— Instruction —
Transcribe every line, keeping it exact.

— Data to process —
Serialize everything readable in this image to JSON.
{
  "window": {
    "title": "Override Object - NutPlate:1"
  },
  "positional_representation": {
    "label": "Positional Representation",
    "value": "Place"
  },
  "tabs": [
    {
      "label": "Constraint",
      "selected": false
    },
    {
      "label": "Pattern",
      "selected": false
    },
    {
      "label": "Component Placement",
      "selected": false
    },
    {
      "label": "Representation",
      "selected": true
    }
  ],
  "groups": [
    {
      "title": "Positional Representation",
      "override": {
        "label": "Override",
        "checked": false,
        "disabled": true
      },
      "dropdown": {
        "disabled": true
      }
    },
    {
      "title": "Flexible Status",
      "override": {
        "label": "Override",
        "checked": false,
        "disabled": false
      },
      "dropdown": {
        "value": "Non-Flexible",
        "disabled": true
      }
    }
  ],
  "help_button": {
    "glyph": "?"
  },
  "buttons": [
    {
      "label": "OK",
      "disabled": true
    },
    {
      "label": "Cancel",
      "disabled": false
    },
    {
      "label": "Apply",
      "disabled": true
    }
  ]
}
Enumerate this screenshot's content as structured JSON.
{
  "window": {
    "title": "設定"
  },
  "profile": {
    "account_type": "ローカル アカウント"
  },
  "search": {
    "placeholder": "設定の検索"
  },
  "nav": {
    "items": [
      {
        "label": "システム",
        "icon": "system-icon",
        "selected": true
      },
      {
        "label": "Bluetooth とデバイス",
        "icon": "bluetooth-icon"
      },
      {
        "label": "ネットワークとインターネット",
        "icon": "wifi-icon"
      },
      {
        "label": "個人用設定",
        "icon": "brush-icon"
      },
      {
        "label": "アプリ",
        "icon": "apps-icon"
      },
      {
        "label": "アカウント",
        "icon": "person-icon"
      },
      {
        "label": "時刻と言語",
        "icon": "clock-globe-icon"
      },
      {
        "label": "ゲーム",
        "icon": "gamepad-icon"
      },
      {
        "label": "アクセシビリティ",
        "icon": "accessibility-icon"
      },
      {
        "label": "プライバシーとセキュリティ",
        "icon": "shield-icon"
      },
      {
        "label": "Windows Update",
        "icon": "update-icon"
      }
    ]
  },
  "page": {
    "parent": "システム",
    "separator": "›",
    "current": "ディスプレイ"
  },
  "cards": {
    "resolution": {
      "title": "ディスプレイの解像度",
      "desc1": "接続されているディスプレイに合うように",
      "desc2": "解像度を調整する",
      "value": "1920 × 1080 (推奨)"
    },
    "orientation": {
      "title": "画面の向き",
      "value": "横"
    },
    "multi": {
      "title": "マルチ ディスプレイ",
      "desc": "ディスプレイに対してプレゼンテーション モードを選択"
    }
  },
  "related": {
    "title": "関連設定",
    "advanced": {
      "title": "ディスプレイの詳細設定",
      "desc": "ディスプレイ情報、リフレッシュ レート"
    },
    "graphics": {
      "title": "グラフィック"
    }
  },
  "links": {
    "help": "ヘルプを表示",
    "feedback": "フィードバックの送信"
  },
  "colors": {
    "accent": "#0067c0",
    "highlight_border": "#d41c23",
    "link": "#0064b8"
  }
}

— Expected output —
Serialize everything readable in this image to JSON.
{
  "window": {
    "title": "Override Object - NutPlate:1"
  },
  "positional_representation": {
    "label": "Positional Representation",
    "value": "Place"
  },
  "tabs": [
    {
      "label": "Constraint",
      "selected": false
    },
    {
      "label": "Pattern",
      "selected": false
    },
    {
      "label": "Component Placement",
      "selected": false
    },
    {
      "label": "Representation",
      "selected": true
    }
  ],
  "groups": [
    {
      "title": "Positional Representation",
      "override": {
        "label": "Override",
        "checked": false,
        "disabled": true
      },
      "dropdown": {
        "disabled": true
      }
    },
    {
      "title": "Flexible Status",
      "override": {
        "label": "Override",
        "checked": false,
        "disabled": false
      },
      "dropdown": {
        "value": "Non-Flexible",
        "disabled": true
      }
    }
  ],
  "help_button": {
    "glyph": "?"
  },
  "buttons": [
    {
      "label": "OK",
      "disabled": true
    },
    {
      "label": "Cancel",
      "disabled": false
    },
    {
      "label": "Apply",
      "disabled": true
    }
  ]
}
Enumerate this screenshot's content as structured JSON.
{
  "window": {
    "title": "設定"
  },
  "profile": {
    "account_type": "ローカル アカウント"
  },
  "search": {
    "placeholder": "設定の検索"
  },
  "nav": {
    "items": [
      {
        "label": "システム",
        "icon": "system-icon",
        "selected": true
      },
      {
        "label": "Bluetooth とデバイス",
        "icon": "bluetooth-icon"
      },
      {
        "label": "ネットワークとインターネット",
        "icon": "wifi-icon"
      },
      {
        "label": "個人用設定",
        "icon": "brush-icon"
      },
      {
        "label": "アプリ",
        "icon": "apps-icon"
      },
      {
        "label": "アカウント",
        "icon": "person-icon"
      },
      {
        "label": "時刻と言語",
        "icon": "clock-globe-icon"
      },
      {
        "label": "ゲーム",
        "icon": "gamepad-icon"
      },
      {
        "label": "アクセシビリティ",
        "icon": "accessibility-icon"
      },
      {
        "label": "プライバシーとセキュリティ",
        "icon": "shield-icon"
      },
      {
        "label": "Windows Update",
        "icon": "update-icon"
      }
    ]
  },
  "page": {
    "parent": "システム",
    "separator": "›",
    "current": "ディスプレイ"
  },
  "cards": {
    "resolution": {
      "title": "ディスプレイの解像度",
      "desc1": "接続されているディスプレイに合うように",
      "desc2": "解像度を調整する",
      "value": "1920 × 1080 (推奨)"
    },
    "orientation": {
      "title": "画面の向き",
      "value": "横"
    },
    "multi": {
      "title": "マルチ ディスプレイ",
      "desc": "ディスプレイに対してプレゼンテーション モードを選択"
    }
  },
  "related": {
    "title": "関連設定",
    "advanced": {
      "title": "ディスプレイの詳細設定",
      "desc": "ディスプレイ情報、リフレッシュ レート"
    },
    "graphics": {
      "title": "グラフィック"
    }
  },
  "links": {
    "help": "ヘルプを表示",
    "feedback": "フィードバックの送信"
  },
  "colors": {
    "accent": "#0067c0",
    "highlight_border": "#d41c23",
    "link": "#0064b8"
  }
}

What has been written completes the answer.